### PASSAGE SHOWN:
╭──

Tuesday, August 27, 2013

Why we should oppose any attack on Syria

Desperate acts by unpopular regimes have the capacity to spiral out of control. And we’re not talking just talking about the Assad dictatorship in Syria but also the plans by the US and Britain to launch missile attacks on Damascus.

As they build their surveillance states at home, while driving down living conditions of the majority, president Obama and prime minister Cameron are gambling on a diversion which could well backfire.

Polls show the majority of Americans and British citizens opposed to military intervention in a brutal civil war. Iran and Russia are warning that attacks on Syria in response to alleged use of chemical weapons could further destabilise the region.

With Putin’s Russia and Iran heavily committed to backing the Assad regime, any action by the US backed by Britain, France and Germany will have unpredictable consequences. Madness indeed.

While there is talk of re-calling parliament to give military action a democratic veneer, the ConDem government has already indicated that it “has to reserve the right to act immediately”. To that end, the National Security Committee is meeting tomorrow.

The supposed reason is of course the “discovery” of chemical agents. While chemical weapons may well be used by the Syrian regime, how bombing Assad’s forces can really put an end to this is of course not stated. Just as in Iraq in 2001, UN weapons inspectors are still scrambling to investigate the nature and source of chemical weapons.

But US Secretary of State John Kerry claims that the evidence is “screaming at us” as he and the US military with the support of Cameron and Hague feverishly gather together their coalition of the willing.

Meanwhile, former Prime Minister Tony Blair has called on the West to “stop wringing its hands” and intervene against the Syrian government. “Peace envoy” (can there be a greater misnomer?) Blair has been hard at work touring super-yachts in the Mediterranean and private-jetting around St Tropez and Sardinia.

Blair – just like US secretary of state John Kerry - says that the new government in Egypt should be supported “in stabilising the country” by continuing to provide $1.3bn of US military aid. “Stabilising”? “Restoring democracy”? A strange word for the military regime’s murder of some 1,000 Muslim Brotherhood supporters.

Blair notoriously helped to launch the illegal UK-US attack on Iraq on the grounds that Saddam Hussein had secret “weapons of mass destruction”. That never-proven pretext turned out to be just that – a psychological operation to blur the issues and provide a “humanitarian” cover for a brutal war that caused hundreds of thousands civilian deaths.

Like the current pretext of chemical weapons, it was a blatant propaganda lie by the Blair, Bush and their allies to bring “democracy”, aka regime change through bombing and make Iraq “safe” for corporate exploitation. Never mind that more a decade later, Iraq has still not recovered from that war and is wracked by internal conflict.

╰──

Saved entries
╭──

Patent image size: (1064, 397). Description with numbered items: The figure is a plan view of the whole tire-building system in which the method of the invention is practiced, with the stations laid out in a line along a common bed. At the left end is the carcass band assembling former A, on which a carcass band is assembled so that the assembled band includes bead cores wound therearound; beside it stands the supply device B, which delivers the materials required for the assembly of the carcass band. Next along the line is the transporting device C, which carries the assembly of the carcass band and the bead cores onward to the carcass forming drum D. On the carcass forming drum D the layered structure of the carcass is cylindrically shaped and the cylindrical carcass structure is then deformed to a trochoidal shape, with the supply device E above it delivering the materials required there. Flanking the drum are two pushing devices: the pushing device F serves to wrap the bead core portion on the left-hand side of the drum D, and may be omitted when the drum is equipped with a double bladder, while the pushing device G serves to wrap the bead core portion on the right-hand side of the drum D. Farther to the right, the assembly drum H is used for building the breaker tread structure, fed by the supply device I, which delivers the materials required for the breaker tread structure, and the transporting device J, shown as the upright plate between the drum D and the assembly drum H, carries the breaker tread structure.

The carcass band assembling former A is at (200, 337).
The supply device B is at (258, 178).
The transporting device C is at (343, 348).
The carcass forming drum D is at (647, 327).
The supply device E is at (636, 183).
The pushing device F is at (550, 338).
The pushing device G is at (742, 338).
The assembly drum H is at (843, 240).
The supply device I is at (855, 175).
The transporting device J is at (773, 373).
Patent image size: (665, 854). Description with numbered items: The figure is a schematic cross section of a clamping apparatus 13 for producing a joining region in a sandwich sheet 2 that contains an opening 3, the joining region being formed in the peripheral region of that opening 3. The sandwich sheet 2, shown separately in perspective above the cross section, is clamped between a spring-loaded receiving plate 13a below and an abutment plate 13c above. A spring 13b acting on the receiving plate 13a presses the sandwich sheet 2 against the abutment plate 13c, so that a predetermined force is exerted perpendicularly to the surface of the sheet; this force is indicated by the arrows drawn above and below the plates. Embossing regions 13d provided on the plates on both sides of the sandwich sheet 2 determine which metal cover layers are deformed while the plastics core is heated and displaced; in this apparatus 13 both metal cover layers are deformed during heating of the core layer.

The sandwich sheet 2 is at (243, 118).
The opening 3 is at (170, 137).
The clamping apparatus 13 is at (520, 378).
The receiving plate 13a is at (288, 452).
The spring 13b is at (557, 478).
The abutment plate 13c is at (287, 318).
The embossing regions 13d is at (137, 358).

╰──

### REQUIRED ACTION:
Return the part of the post on opposing an attack on Syria that begins at the words "Tuesday, August 27, 2013" and stops after the words "could well backfire.", copied word for word.

### EXPECTED OUTPUT:
Tuesday, August 27, 2013

Why we should oppose any attack on Syria

Desperate acts by unpopular regimes have the capacity to spiral out of control. And we’re not talking just talking about the Assad dictatorship in Syria but also the plans by the US and Britain to launch missile attacks on Damascus.

As they build their surveillance states at home, while driving down living conditions of the majority, president Obama and prime minister Cameron are gambling on a diversion which could well backfire.